--- START ---

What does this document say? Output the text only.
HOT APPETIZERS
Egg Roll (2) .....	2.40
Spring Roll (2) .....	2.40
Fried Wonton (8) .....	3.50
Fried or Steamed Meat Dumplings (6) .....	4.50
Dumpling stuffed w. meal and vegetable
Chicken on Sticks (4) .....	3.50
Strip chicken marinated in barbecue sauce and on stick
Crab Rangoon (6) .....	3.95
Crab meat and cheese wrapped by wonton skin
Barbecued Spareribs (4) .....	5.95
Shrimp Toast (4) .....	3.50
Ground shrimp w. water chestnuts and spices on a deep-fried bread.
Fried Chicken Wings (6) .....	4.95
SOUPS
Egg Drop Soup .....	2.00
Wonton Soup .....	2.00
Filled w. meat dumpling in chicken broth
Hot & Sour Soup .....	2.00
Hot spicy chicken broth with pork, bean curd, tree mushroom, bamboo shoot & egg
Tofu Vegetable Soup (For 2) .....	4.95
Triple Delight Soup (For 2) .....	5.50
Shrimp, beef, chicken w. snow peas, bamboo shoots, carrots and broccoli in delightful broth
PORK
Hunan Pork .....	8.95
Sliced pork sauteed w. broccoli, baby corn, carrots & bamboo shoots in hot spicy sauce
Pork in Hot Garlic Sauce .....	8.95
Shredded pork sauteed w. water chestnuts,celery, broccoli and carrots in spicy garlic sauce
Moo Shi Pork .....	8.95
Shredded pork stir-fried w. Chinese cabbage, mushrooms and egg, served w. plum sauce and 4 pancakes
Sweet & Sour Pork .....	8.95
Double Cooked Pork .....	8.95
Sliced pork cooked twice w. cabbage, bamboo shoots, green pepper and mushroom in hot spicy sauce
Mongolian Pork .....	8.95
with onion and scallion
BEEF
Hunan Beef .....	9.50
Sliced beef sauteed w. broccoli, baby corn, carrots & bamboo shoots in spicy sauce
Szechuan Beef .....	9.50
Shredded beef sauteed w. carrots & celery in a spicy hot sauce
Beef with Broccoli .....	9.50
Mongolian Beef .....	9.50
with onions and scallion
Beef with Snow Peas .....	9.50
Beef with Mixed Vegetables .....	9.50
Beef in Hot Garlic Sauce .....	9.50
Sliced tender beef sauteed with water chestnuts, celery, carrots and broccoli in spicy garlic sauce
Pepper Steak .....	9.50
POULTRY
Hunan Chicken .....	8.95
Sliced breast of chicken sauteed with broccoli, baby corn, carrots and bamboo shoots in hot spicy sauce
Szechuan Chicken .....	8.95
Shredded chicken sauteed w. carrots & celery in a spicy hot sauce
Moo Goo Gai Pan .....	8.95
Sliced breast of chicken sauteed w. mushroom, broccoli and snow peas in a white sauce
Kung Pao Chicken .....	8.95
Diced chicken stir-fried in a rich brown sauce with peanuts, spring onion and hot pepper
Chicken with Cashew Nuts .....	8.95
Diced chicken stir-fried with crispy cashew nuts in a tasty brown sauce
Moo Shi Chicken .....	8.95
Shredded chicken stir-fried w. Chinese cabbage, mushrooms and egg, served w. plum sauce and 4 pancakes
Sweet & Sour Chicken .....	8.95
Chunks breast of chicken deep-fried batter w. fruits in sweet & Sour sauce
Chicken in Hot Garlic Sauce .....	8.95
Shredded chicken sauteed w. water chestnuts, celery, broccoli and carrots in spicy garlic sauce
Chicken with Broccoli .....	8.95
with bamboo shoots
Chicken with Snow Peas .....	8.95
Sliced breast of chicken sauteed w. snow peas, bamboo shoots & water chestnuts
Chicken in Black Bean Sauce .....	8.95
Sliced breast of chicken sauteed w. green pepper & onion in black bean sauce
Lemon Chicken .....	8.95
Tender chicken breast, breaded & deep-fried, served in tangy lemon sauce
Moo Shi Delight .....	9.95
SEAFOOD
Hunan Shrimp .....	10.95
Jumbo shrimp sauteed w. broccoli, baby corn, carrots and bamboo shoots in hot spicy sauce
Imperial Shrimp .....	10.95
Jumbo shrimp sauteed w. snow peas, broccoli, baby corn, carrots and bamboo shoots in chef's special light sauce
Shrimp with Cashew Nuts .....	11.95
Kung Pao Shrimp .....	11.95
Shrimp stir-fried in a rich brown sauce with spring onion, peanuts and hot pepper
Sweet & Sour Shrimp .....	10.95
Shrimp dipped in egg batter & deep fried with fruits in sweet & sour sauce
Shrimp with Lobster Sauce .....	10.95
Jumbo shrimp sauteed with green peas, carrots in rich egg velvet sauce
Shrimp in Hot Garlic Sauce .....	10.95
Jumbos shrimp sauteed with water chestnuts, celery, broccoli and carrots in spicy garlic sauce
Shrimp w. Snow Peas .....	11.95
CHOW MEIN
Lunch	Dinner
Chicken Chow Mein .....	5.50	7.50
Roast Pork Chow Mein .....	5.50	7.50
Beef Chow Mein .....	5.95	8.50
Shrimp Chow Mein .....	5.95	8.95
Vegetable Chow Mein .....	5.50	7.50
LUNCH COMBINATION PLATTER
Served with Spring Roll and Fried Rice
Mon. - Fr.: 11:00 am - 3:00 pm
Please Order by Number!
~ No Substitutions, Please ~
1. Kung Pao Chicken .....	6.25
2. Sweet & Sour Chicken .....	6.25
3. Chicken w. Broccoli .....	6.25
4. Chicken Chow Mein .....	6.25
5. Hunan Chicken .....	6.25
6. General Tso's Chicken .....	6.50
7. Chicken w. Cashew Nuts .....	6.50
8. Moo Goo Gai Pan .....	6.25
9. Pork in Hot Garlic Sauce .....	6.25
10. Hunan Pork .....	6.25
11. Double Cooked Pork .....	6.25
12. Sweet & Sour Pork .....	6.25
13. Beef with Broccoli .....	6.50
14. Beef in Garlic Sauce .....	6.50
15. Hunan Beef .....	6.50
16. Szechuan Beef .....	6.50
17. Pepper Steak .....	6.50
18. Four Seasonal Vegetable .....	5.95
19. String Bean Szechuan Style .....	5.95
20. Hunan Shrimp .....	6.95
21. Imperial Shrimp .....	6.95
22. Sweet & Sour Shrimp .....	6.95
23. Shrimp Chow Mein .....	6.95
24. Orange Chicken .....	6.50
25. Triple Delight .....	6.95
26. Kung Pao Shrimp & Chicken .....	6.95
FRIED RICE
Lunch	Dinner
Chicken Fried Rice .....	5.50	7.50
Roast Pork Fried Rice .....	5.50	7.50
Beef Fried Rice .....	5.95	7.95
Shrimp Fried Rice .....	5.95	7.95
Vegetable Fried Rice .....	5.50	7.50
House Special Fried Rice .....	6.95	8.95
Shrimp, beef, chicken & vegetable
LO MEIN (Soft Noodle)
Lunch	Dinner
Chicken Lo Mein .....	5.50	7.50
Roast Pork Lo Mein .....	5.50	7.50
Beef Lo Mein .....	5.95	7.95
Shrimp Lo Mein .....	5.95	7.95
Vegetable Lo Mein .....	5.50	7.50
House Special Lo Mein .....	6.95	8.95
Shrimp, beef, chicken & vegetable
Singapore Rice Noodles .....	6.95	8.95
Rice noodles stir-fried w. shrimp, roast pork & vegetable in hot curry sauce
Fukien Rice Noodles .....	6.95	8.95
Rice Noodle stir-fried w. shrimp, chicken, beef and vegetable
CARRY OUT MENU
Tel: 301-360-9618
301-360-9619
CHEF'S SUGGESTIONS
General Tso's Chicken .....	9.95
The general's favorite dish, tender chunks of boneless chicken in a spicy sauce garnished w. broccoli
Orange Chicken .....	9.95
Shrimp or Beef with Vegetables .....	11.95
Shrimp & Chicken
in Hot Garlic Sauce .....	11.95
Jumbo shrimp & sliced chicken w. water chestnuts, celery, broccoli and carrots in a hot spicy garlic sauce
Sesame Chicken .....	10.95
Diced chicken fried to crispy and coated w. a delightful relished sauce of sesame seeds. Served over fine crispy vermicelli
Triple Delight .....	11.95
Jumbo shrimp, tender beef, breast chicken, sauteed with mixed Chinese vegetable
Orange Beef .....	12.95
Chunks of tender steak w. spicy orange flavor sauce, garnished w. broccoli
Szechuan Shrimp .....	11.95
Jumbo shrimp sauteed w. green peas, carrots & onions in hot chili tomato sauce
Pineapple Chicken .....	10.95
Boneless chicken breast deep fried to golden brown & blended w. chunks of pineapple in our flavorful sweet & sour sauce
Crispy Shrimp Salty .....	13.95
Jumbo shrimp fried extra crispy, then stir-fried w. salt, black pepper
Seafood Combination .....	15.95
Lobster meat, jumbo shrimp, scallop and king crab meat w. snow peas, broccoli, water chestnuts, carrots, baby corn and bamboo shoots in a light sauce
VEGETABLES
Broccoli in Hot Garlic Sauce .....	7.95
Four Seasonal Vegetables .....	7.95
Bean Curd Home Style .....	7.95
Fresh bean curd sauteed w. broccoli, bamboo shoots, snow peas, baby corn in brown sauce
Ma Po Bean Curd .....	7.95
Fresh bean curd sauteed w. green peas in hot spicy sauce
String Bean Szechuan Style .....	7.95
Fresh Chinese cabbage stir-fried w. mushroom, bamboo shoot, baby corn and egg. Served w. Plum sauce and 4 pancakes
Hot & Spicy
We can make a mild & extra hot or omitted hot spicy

--- END ---

→ **BRIEF**
Return only those lines of the records that contain the string "mushrooms".

→ **FINAL RESULT**
Shredded pork stir-fried w. Chinese cabbage, mushrooms and egg, served w. plum sauce and 4 pancakes
Shredded chicken stir-fried w. Chinese cabbage, mushrooms and egg, served w. plum sauce and 4 pancakes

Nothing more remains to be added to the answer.